- Do this
Pull out each line of the data that includes the word "oracle".

- Stored entries

>>

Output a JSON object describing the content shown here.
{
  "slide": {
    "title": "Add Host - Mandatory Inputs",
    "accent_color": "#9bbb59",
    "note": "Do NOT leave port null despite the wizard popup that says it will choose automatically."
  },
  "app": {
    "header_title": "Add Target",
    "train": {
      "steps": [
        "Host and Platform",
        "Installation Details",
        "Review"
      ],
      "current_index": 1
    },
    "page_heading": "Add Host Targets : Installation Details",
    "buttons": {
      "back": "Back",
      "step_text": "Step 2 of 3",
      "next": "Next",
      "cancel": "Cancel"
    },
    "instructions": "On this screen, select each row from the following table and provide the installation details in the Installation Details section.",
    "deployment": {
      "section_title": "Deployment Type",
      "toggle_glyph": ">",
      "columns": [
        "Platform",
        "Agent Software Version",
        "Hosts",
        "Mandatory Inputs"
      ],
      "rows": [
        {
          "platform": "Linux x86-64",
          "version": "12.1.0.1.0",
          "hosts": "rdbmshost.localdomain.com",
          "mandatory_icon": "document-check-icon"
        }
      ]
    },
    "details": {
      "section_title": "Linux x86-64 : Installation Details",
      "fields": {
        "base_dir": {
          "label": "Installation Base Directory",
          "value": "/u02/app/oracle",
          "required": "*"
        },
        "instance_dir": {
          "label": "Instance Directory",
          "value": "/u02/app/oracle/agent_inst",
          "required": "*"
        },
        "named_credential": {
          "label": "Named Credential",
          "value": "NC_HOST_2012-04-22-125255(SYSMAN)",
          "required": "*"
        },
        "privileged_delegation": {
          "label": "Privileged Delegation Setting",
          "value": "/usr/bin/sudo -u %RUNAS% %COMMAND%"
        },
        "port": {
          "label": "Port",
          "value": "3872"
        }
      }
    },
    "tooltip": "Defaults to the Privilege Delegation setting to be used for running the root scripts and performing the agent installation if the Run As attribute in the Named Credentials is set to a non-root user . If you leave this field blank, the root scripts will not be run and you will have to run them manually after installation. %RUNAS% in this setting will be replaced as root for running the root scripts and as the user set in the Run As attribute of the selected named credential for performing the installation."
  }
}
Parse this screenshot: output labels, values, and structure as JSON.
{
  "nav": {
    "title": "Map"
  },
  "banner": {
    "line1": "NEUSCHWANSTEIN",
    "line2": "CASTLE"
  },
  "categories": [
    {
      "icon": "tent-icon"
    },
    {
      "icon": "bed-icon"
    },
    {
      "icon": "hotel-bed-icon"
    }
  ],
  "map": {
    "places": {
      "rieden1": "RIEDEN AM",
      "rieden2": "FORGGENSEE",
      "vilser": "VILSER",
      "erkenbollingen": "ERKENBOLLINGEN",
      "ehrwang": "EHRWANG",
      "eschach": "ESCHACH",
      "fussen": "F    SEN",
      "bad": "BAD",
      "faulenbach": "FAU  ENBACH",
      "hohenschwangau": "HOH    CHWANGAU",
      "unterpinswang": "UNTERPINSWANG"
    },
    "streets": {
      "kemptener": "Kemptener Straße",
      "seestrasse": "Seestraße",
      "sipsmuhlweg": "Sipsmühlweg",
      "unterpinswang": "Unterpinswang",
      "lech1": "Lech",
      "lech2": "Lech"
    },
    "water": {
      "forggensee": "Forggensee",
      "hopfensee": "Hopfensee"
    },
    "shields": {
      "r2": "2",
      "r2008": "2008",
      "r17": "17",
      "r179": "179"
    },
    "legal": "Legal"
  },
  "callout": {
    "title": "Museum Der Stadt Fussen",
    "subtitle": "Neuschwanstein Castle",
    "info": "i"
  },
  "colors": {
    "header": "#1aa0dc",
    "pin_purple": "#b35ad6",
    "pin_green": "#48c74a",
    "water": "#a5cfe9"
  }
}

<<

- Output for this exercise
          "value": "/u02/app/oracle",
          "value": "/u02/app/oracle/agent_inst",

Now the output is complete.